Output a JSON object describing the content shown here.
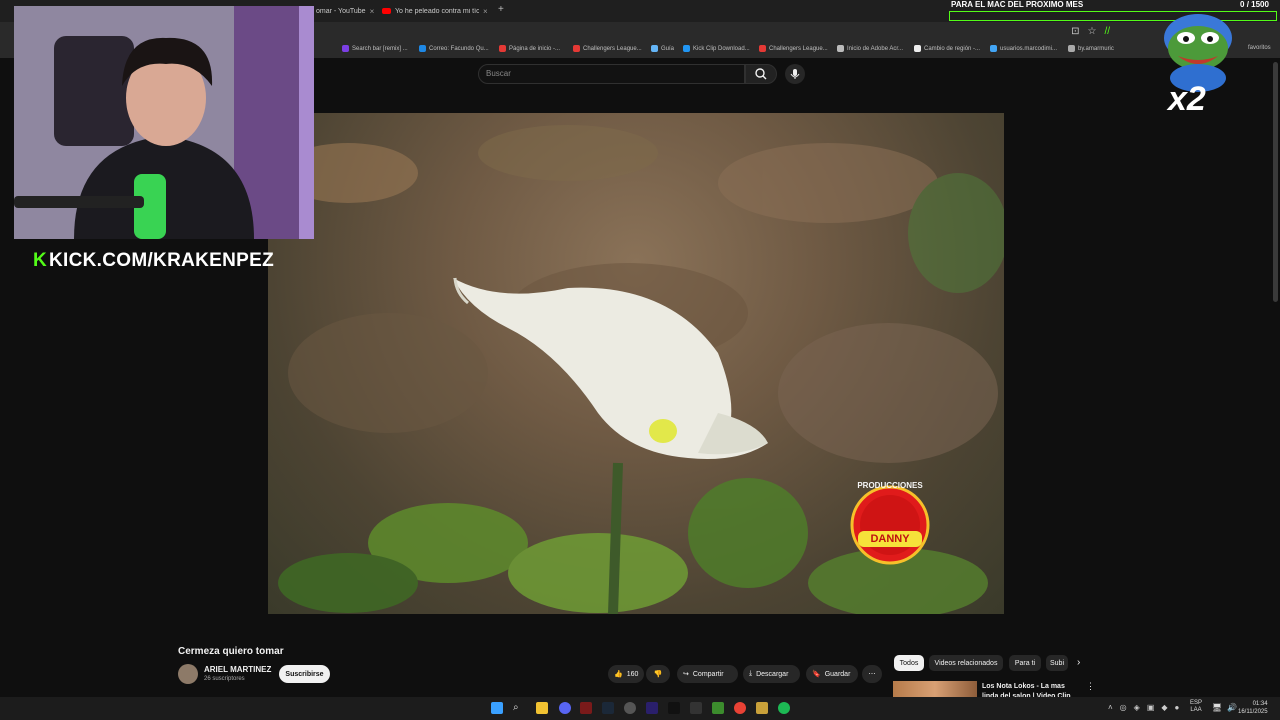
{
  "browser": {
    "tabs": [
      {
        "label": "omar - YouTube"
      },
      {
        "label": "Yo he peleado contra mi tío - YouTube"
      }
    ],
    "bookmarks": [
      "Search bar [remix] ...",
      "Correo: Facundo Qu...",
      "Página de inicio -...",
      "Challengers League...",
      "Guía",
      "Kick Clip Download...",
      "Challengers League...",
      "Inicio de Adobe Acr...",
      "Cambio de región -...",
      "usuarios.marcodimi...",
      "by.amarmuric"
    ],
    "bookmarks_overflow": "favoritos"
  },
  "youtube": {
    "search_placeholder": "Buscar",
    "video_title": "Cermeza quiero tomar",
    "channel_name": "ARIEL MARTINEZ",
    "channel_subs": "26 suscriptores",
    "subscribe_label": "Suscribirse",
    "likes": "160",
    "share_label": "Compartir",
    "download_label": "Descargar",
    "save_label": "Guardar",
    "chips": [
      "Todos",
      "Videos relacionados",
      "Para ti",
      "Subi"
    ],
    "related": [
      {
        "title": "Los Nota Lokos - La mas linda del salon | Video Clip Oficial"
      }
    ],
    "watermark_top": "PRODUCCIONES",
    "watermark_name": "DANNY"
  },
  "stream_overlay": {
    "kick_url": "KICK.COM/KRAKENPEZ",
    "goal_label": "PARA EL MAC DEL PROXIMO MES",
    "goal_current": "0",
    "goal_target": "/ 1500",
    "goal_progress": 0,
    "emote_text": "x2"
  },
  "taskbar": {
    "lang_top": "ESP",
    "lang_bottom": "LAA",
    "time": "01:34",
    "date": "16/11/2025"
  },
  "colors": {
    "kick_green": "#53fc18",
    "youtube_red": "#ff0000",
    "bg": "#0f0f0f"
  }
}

****************

Leave out the pictures and give the listing above again exactly.

Output a JSON object describing the content shown here.
{
  "browser": {
    "tabs": [
      {
        "label": "omar - YouTube"
      },
      {
        "label": "Yo he peleado contra mi tío - YouTube"
      }
    ],
    "bookmarks": [
      "Search bar [remix] ...",
      "Correo: Facundo Qu...",
      "Página de inicio -...",
      "Challengers League...",
      "Guía",
      "Kick Clip Download...",
      "Challengers League...",
      "Inicio de Adobe Acr...",
      "Cambio de región -...",
      "usuarios.marcodimi...",
      "by.amarmuric"
    ],
    "bookmarks_overflow": "favoritos"
  },
  "youtube": {
    "search_placeholder": "Buscar",
    "video_title": "Cermeza quiero tomar",
    "channel_name": "ARIEL MARTINEZ",
    "channel_subs": "26 suscriptores",
    "subscribe_label": "Suscribirse",
    "likes": "160",
    "share_label": "Compartir",
    "download_label": "Descargar",
    "save_label": "Guardar",
    "chips": [
      "Todos",
      "Videos relacionados",
      "Para ti",
      "Subi"
    ],
    "related": [
      {
        "title": "Los Nota Lokos - La mas linda del salon | Video Clip Oficial"
      }
    ],
    "watermark_top": "PRODUCCIONES",
    "watermark_name": "DANNY"
  },
  "stream_overlay": {
    "kick_url": "KICK.COM/KRAKENPEZ",
    "goal_label": "PARA EL MAC DEL PROXIMO MES",
    "goal_current": "0",
    "goal_target": "/ 1500",
    "goal_progress": 0,
    "emote_text": "x2"
  },
  "taskbar": {
    "lang_top": "ESP",
    "lang_bottom": "LAA",
    "time": "01:34",
    "date": "16/11/2025"
  },
  "colors": {
    "kick_green": "#53fc18",
    "youtube_red": "#ff0000",
    "bg": "#0f0f0f"
  }
}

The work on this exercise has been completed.